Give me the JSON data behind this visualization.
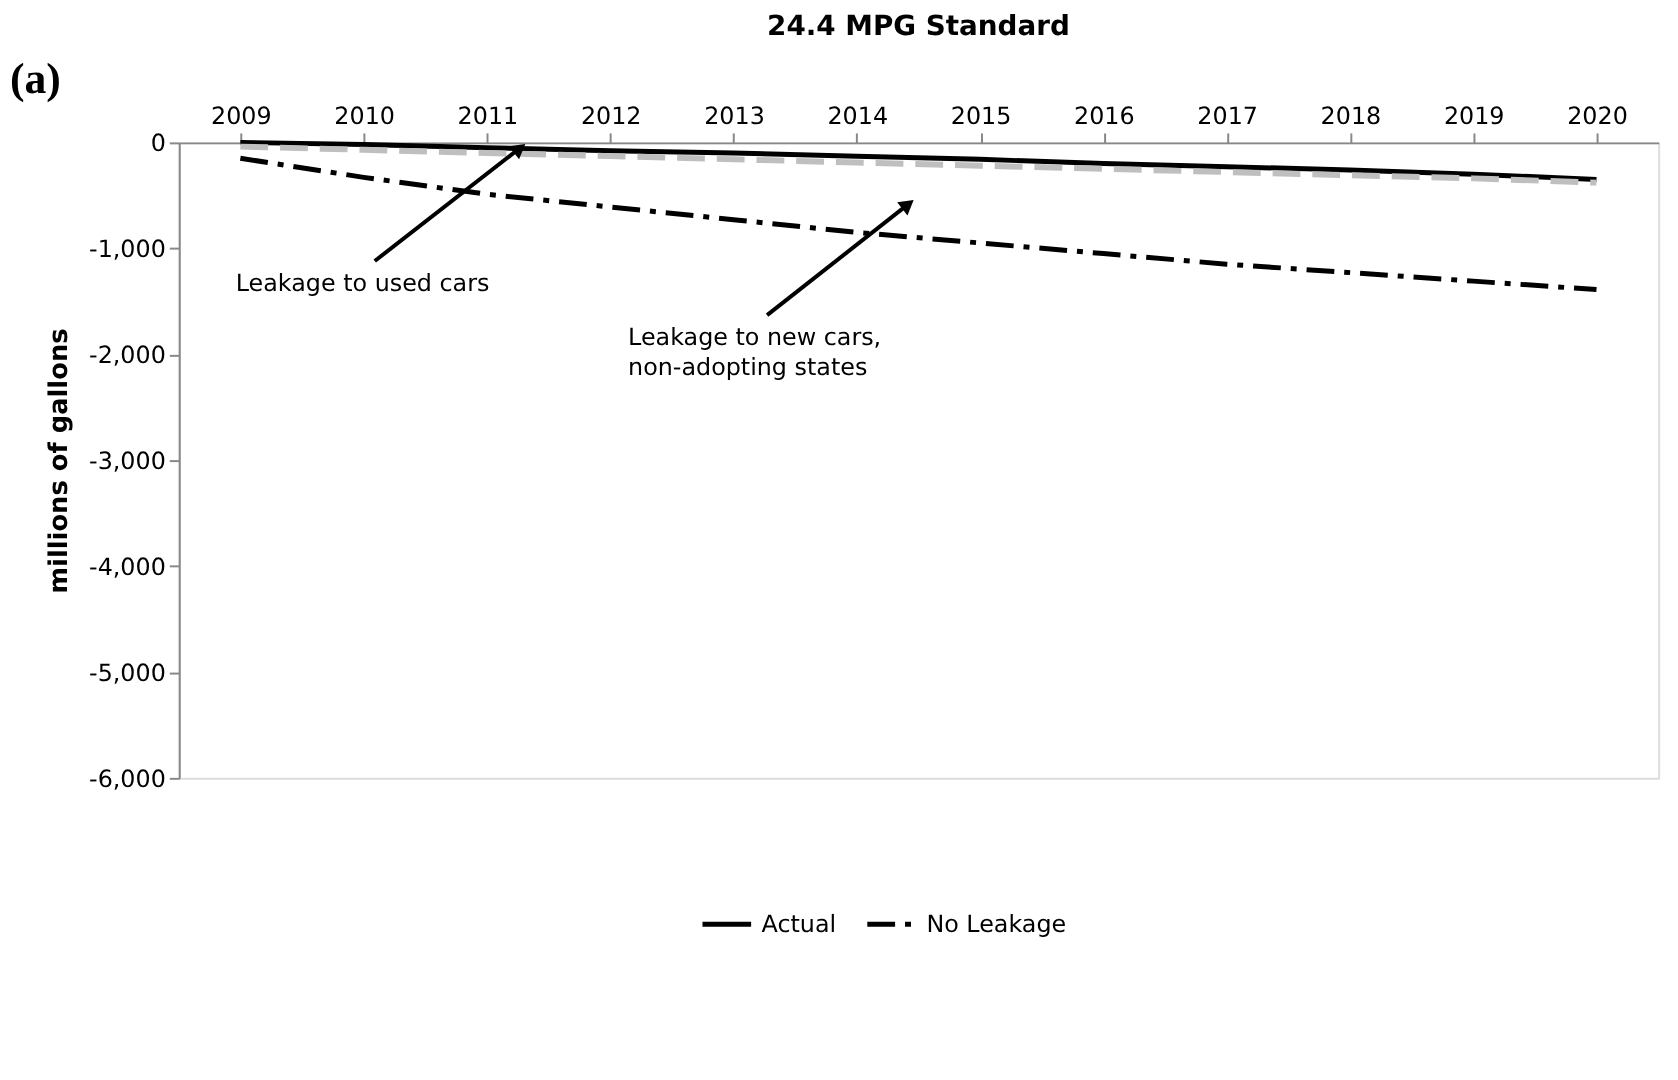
{
  "chart_data": {
    "type": "line",
    "title": "24.4 MPG Standard",
    "ylabel": "millions of gallons",
    "x": [
      2009,
      2010,
      2011,
      2012,
      2013,
      2014,
      2015,
      2016,
      2017,
      2018,
      2019,
      2020
    ],
    "series": [
      {
        "name": "Actual",
        "color": "#000000",
        "line_style": "solid",
        "values": [
          0,
          -20,
          -50,
          -80,
          -100,
          -130,
          -160,
          -200,
          -230,
          -260,
          -300,
          -350
        ]
      },
      {
        "name": "No Leakage",
        "color": "#000000",
        "line_style": "dashed",
        "values": [
          -150,
          -330,
          -490,
          -610,
          -730,
          -850,
          -950,
          -1050,
          -1150,
          -1230,
          -1310,
          -1390
        ]
      },
      {
        "color": "#bfbfbf",
        "line_style": "dashed",
        "values": [
          -40,
          -70,
          -100,
          -130,
          -160,
          -190,
          -220,
          -250,
          -280,
          -310,
          -340,
          -380
        ]
      }
    ],
    "xlim": [
      2008.5,
      2020.5
    ],
    "xticks": [
      2009,
      2010,
      2011,
      2012,
      2013,
      2014,
      2015,
      2016,
      2017,
      2018,
      2019,
      2020
    ],
    "ylim": [
      -6000,
      0
    ],
    "yticks": [
      0,
      {
        "value": -1000,
        "label": "-1,000"
      },
      {
        "value": -2000,
        "label": "-2,000"
      },
      {
        "value": -3000,
        "label": "-3,000"
      },
      {
        "value": -4000,
        "label": "-4,000"
      },
      {
        "value": -5000,
        "label": "-5,000"
      },
      {
        "value": -6000,
        "label": "-6,000"
      }
    ],
    "grid": false,
    "legend": "bottom",
    "marker": "none",
    "annotations": [
      "(a)",
      {
        "text": "Leakage to used cars",
        "x": 2011.25,
        "y": -70
      },
      {
        "text": "Leakage to new cars,\nnon-adopting states",
        "x": 2014.4,
        "y": -600
      }
    ]
  }
}
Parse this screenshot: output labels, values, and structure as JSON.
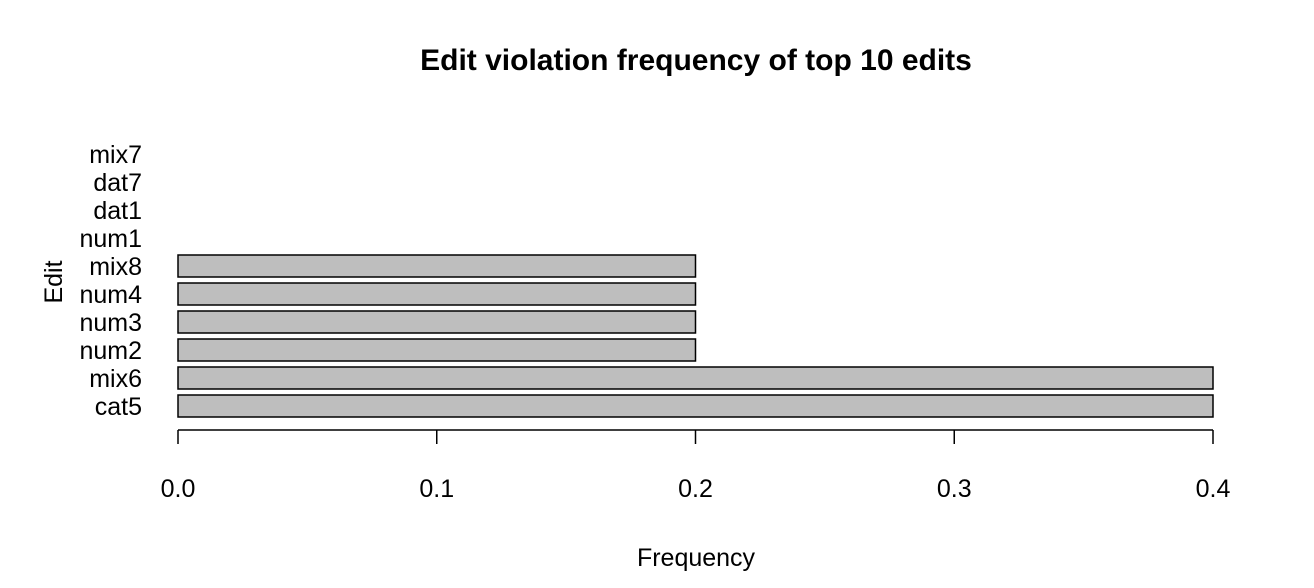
{
  "chart_data": {
    "type": "bar",
    "orientation": "horizontal",
    "title": "Edit violation frequency of top 10 edits",
    "xlabel": "Frequency",
    "ylabel": "Edit",
    "categories": [
      "cat5",
      "mix6",
      "num2",
      "num3",
      "num4",
      "mix8",
      "num1",
      "dat1",
      "dat7",
      "mix7"
    ],
    "values": [
      0.4,
      0.4,
      0.2,
      0.2,
      0.2,
      0.2,
      0,
      0,
      0,
      0
    ],
    "xlim": [
      0,
      0.4
    ],
    "xticks": [
      "0.0",
      "0.1",
      "0.2",
      "0.3",
      "0.4"
    ],
    "grid": false,
    "legend": "none",
    "bar_color": "#bebebe",
    "border_color": "#000000"
  }
}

### Set problem
Copy the records exactly. Skip the pictures.

### Solution
Give me the JSON data behind this visualization.
{
  "chart_data": {
    "type": "line",
    "title": "24.4 MPG Standard",
    "ylabel": "millions of gallons",
    "x": [
      2009,
      2010,
      2011,
      2012,
      2013,
      2014,
      2015,
      2016,
      2017,
      2018,
      2019,
      2020
    ],
    "series": [
      {
        "name": "Actual",
        "color": "#000000",
        "line_style": "solid",
        "values": [
          0,
          -20,
          -50,
          -80,
          -100,
          -130,
          -160,
          -200,
          -230,
          -260,
          -300,
          -350
        ]
      },
      {
        "name": "No Leakage",
        "color": "#000000",
        "line_style": "dashed",
        "values": [
          -150,
          -330,
          -490,
          -610,
          -730,
          -850,
          -950,
          -1050,
          -1150,
          -1230,
          -1310,
          -1390
        ]
      },
      {
        "color": "#bfbfbf",
        "line_style": "dashed",
        "values": [
          -40,
          -70,
          -100,
          -130,
          -160,
          -190,
          -220,
          -250,
          -280,
          -310,
          -340,
          -380
        ]
      }
    ],
    "xlim": [
      2008.5,
      2020.5
    ],
    "xticks": [
      2009,
      2010,
      2011,
      2012,
      2013,
      2014,
      2015,
      2016,
      2017,
      2018,
      2019,
      2020
    ],
    "ylim": [
      -6000,
      0
    ],
    "yticks": [
      0,
      {
        "value": -1000,
        "label": "-1,000"
      },
      {
        "value": -2000,
        "label": "-2,000"
      },
      {
        "value": -3000,
        "label": "-3,000"
      },
      {
        "value": -4000,
        "label": "-4,000"
      },
      {
        "value": -5000,
        "label": "-5,000"
      },
      {
        "value": -6000,
        "label": "-6,000"
      }
    ],
    "grid": false,
    "legend": "bottom",
    "marker": "none",
    "annotations": [
      "(a)",
      {
        "text": "Leakage to used cars",
        "x": 2011.25,
        "y": -70
      },
      {
        "text": "Leakage to new cars,\nnon-adopting states",
        "x": 2014.4,
        "y": -600
      }
    ]
  }
}
Parse this screenshot: output labels, values, and structure as JSON.
{
  "chart_data": {
    "type": "bar",
    "orientation": "horizontal",
    "title": "Edit violation frequency of top 10 edits",
    "xlabel": "Frequency",
    "ylabel": "Edit",
    "categories": [
      "cat5",
      "mix6",
      "num2",
      "num3",
      "num4",
      "mix8",
      "num1",
      "dat1",
      "dat7",
      "mix7"
    ],
    "values": [
      0.4,
      0.4,
      0.2,
      0.2,
      0.2,
      0.2,
      0,
      0,
      0,
      0
    ],
    "xlim": [
      0,
      0.4
    ],
    "xticks": [
      "0.0",
      "0.1",
      "0.2",
      "0.3",
      "0.4"
    ],
    "grid": false,
    "legend": "none",
    "bar_color": "#bebebe",
    "border_color": "#000000"
  }
}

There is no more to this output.